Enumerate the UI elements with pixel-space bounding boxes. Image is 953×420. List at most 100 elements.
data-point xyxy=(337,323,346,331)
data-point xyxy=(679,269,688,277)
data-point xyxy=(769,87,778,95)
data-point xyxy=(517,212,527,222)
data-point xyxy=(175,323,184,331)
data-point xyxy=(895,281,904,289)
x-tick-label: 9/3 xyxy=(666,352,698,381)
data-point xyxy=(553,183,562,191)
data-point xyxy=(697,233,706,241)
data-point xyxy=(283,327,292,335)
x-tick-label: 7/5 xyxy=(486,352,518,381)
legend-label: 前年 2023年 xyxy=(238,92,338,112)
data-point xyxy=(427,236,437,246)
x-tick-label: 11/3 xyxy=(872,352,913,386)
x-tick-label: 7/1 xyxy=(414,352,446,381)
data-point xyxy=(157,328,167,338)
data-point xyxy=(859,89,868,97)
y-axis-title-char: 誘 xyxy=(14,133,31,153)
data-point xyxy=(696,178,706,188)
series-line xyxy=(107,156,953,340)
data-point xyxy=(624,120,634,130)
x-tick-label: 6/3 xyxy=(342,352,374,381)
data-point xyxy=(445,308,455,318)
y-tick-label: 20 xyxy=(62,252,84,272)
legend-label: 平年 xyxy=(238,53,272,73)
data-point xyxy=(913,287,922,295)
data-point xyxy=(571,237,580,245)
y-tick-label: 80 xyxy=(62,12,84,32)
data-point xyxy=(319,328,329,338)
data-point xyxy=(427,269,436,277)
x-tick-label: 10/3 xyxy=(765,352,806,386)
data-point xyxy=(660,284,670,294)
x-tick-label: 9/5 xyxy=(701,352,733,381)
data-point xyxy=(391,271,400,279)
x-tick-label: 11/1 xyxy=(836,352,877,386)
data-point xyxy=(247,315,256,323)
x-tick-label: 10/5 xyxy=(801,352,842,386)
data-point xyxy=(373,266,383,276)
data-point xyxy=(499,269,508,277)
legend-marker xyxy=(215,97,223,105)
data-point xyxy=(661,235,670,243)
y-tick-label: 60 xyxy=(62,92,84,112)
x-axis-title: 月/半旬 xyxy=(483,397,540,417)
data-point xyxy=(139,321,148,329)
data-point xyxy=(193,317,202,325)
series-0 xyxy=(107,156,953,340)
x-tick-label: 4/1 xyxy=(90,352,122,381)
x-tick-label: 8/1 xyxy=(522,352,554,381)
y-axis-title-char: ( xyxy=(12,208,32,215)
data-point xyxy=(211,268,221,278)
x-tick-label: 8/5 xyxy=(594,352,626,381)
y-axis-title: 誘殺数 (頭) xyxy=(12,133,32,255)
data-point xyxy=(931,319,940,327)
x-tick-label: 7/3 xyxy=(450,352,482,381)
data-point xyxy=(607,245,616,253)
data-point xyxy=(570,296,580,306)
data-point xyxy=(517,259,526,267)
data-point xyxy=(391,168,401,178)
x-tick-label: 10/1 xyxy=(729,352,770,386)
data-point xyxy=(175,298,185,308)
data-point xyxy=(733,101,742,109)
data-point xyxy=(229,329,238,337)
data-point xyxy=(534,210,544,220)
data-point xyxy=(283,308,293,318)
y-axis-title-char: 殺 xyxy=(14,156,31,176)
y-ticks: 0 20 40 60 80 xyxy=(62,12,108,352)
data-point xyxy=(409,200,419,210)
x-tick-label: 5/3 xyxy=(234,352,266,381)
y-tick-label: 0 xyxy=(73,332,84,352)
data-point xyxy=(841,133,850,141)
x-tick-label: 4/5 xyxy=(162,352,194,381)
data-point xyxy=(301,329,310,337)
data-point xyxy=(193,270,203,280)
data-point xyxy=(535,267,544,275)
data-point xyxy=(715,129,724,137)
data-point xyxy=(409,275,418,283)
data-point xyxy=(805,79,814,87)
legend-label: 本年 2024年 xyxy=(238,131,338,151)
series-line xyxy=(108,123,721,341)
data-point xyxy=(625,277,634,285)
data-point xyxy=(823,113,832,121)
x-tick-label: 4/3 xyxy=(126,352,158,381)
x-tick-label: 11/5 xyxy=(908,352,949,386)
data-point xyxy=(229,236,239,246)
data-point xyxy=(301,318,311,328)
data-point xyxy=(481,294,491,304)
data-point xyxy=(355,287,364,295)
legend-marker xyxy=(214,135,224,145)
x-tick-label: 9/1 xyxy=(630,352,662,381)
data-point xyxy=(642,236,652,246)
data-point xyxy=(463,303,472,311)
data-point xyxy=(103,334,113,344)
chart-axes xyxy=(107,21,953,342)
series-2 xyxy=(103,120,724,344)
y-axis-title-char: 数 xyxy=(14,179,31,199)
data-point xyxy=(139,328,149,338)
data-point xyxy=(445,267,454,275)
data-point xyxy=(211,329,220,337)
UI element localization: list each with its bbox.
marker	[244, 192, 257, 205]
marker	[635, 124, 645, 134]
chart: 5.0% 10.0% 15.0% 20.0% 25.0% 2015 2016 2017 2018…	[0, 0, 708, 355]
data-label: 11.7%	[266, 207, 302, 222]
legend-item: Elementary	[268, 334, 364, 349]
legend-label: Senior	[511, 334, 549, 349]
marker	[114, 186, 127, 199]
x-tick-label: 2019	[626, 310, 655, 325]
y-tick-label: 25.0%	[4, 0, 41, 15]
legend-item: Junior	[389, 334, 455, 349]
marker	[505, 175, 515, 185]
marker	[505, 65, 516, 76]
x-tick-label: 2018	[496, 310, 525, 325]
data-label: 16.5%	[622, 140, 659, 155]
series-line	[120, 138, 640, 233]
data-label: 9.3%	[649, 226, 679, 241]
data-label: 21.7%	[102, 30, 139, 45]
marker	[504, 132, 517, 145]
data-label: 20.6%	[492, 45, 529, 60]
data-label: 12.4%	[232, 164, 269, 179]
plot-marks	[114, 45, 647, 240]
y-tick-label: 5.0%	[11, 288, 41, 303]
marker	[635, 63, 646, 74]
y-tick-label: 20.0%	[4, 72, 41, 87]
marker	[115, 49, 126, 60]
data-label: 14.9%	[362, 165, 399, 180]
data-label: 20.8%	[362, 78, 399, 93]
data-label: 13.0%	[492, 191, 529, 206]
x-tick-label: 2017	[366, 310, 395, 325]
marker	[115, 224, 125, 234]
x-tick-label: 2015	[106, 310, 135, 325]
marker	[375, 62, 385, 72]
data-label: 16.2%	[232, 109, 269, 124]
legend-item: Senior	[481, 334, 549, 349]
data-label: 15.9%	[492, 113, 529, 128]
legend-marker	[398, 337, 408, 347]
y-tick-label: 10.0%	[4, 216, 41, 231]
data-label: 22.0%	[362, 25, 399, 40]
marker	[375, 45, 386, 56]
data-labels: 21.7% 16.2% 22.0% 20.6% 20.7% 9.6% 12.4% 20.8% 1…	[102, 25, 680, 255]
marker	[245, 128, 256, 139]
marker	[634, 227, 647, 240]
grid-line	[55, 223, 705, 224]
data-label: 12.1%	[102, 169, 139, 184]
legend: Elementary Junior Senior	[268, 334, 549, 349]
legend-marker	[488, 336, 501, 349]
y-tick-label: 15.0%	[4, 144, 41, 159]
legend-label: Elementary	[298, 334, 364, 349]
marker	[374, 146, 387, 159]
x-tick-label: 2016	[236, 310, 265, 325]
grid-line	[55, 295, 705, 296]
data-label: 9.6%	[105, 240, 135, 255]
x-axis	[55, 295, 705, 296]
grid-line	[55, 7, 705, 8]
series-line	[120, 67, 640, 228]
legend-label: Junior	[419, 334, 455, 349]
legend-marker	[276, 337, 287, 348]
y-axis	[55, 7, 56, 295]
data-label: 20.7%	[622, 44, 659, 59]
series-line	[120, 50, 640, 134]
····················
Can you print all of the lines above, unchanged and character for character?

Enumerate the UI elements with pixel-space bounding boxes. Image is 953×420. List at most 100 elements.
data-point xyxy=(337,323,346,331)
data-point xyxy=(679,269,688,277)
data-point xyxy=(769,87,778,95)
data-point xyxy=(517,212,527,222)
data-point xyxy=(175,323,184,331)
data-point xyxy=(895,281,904,289)
x-tick-label: 9/3 xyxy=(666,352,698,381)
data-point xyxy=(553,183,562,191)
data-point xyxy=(697,233,706,241)
data-point xyxy=(283,327,292,335)
x-tick-label: 7/5 xyxy=(486,352,518,381)
legend-label: 前年 2023年 xyxy=(238,92,338,112)
data-point xyxy=(427,236,437,246)
x-tick-label: 11/3 xyxy=(872,352,913,386)
x-tick-label: 7/1 xyxy=(414,352,446,381)
data-point xyxy=(157,328,167,338)
data-point xyxy=(859,89,868,97)
y-axis-title-char: 誘 xyxy=(14,133,31,153)
data-point xyxy=(696,178,706,188)
series-line xyxy=(107,156,953,340)
data-point xyxy=(624,120,634,130)
x-tick-label: 6/3 xyxy=(342,352,374,381)
data-point xyxy=(445,308,455,318)
y-tick-label: 20 xyxy=(62,252,84,272)
legend-label: 平年 xyxy=(238,53,272,73)
data-point xyxy=(913,287,922,295)
data-point xyxy=(571,237,580,245)
y-tick-label: 80 xyxy=(62,12,84,32)
data-point xyxy=(319,328,329,338)
data-point xyxy=(427,269,436,277)
x-tick-label: 10/3 xyxy=(765,352,806,386)
data-point xyxy=(660,284,670,294)
x-tick-label: 9/5 xyxy=(701,352,733,381)
data-point xyxy=(391,271,400,279)
x-tick-label: 11/1 xyxy=(836,352,877,386)
data-point xyxy=(247,315,256,323)
x-tick-label: 10/5 xyxy=(801,352,842,386)
data-point xyxy=(373,266,383,276)
data-point xyxy=(499,269,508,277)
legend-marker xyxy=(215,97,223,105)
data-point xyxy=(661,235,670,243)
y-tick-label: 60 xyxy=(62,92,84,112)
x-axis-title: 月/半旬 xyxy=(483,397,540,417)
data-point xyxy=(139,321,148,329)
data-point xyxy=(193,317,202,325)
series-0 xyxy=(107,156,953,340)
x-tick-label: 4/1 xyxy=(90,352,122,381)
x-tick-label: 8/1 xyxy=(522,352,554,381)
y-axis-title-char: ( xyxy=(12,208,32,215)
data-point xyxy=(211,268,221,278)
x-tick-label: 8/5 xyxy=(594,352,626,381)
y-axis-title: 誘殺数 (頭) xyxy=(12,133,32,255)
data-point xyxy=(931,319,940,327)
x-tick-label: 7/3 xyxy=(450,352,482,381)
data-point xyxy=(607,245,616,253)
data-point xyxy=(570,296,580,306)
data-point xyxy=(517,259,526,267)
data-point xyxy=(391,168,401,178)
x-tick-label: 10/1 xyxy=(729,352,770,386)
data-point xyxy=(175,298,185,308)
data-point xyxy=(733,101,742,109)
data-point xyxy=(229,329,238,337)
data-point xyxy=(534,210,544,220)
data-point xyxy=(283,308,293,318)
y-axis-title-char: 殺 xyxy=(14,156,31,176)
y-ticks: 0 20 40 60 80 xyxy=(62,12,108,352)
data-point xyxy=(409,200,419,210)
x-tick-label: 5/3 xyxy=(234,352,266,381)
y-tick-label: 0 xyxy=(73,332,84,352)
data-point xyxy=(841,133,850,141)
x-tick-label: 4/5 xyxy=(162,352,194,381)
data-point xyxy=(301,329,310,337)
data-point xyxy=(193,270,203,280)
data-point xyxy=(535,267,544,275)
data-point xyxy=(715,129,724,137)
data-point xyxy=(409,275,418,283)
data-point xyxy=(805,79,814,87)
legend-label: 本年 2024年 xyxy=(238,131,338,151)
series-line xyxy=(108,123,721,341)
data-point xyxy=(625,277,634,285)
data-point xyxy=(823,113,832,121)
x-tick-label: 4/3 xyxy=(126,352,158,381)
x-tick-label: 11/5 xyxy=(908,352,949,386)
data-point xyxy=(229,236,239,246)
data-point xyxy=(301,318,311,328)
data-point xyxy=(481,294,491,304)
data-point xyxy=(355,287,364,295)
legend-marker xyxy=(214,135,224,145)
x-tick-label: 9/1 xyxy=(630,352,662,381)
data-point xyxy=(642,236,652,246)
data-point xyxy=(463,303,472,311)
data-point xyxy=(103,334,113,344)
chart-axes xyxy=(107,21,953,342)
series-2 xyxy=(103,120,724,344)
y-axis-title-char: 数 xyxy=(14,179,31,199)
data-point xyxy=(139,328,149,338)
data-point xyxy=(445,267,454,275)
data-point xyxy=(211,329,220,337)
UI element localization: list each with its bbox.
marker	[244, 192, 257, 205]
marker	[635, 124, 645, 134]
chart: 5.0% 10.0% 15.0% 20.0% 25.0% 2015 2016 2017 2018…	[0, 0, 708, 355]
data-label: 11.7%	[266, 207, 302, 222]
legend-item: Elementary	[268, 334, 364, 349]
legend-label: Senior	[511, 334, 549, 349]
marker	[114, 186, 127, 199]
x-tick-label: 2019	[626, 310, 655, 325]
y-tick-label: 25.0%	[4, 0, 41, 15]
legend-item: Junior	[389, 334, 455, 349]
marker	[505, 175, 515, 185]
marker	[505, 65, 516, 76]
x-tick-label: 2018	[496, 310, 525, 325]
data-label: 16.5%	[622, 140, 659, 155]
series-line	[120, 138, 640, 233]
data-label: 9.3%	[649, 226, 679, 241]
data-label: 21.7%	[102, 30, 139, 45]
marker	[504, 132, 517, 145]
data-label: 20.6%	[492, 45, 529, 60]
data-label: 12.4%	[232, 164, 269, 179]
plot-marks	[114, 45, 647, 240]
y-tick-label: 5.0%	[11, 288, 41, 303]
marker	[635, 63, 646, 74]
y-tick-label: 20.0%	[4, 72, 41, 87]
marker	[115, 49, 126, 60]
data-label: 14.9%	[362, 165, 399, 180]
data-label: 20.8%	[362, 78, 399, 93]
data-label: 13.0%	[492, 191, 529, 206]
x-tick-label: 2017	[366, 310, 395, 325]
marker	[115, 224, 125, 234]
x-tick-label: 2015	[106, 310, 135, 325]
marker	[375, 62, 385, 72]
data-label: 16.2%	[232, 109, 269, 124]
legend-item: Senior	[481, 334, 549, 349]
data-label: 15.9%	[492, 113, 529, 128]
legend-marker	[398, 337, 408, 347]
y-tick-label: 10.0%	[4, 216, 41, 231]
data-label: 22.0%	[362, 25, 399, 40]
marker	[375, 45, 386, 56]
data-labels: 21.7% 16.2% 22.0% 20.6% 20.7% 9.6% 12.4% 20.8% 1…	[102, 25, 680, 255]
marker	[245, 128, 256, 139]
marker	[634, 227, 647, 240]
grid-line	[55, 223, 705, 224]
data-label: 12.1%	[102, 169, 139, 184]
legend: Elementary Junior Senior	[268, 334, 549, 349]
legend-marker	[488, 336, 501, 349]
y-tick-label: 15.0%	[4, 144, 41, 159]
legend-label: Elementary	[298, 334, 364, 349]
marker	[374, 146, 387, 159]
x-tick-label: 2016	[236, 310, 265, 325]
grid-line	[55, 295, 705, 296]
data-label: 9.6%	[105, 240, 135, 255]
x-axis	[55, 295, 705, 296]
grid-line	[55, 7, 705, 8]
series-line	[120, 67, 640, 228]
legend-label: Junior	[419, 334, 455, 349]
legend-marker	[276, 337, 287, 348]
y-axis	[55, 7, 56, 295]
data-label: 20.7%	[622, 44, 659, 59]
series-line	[120, 50, 640, 134]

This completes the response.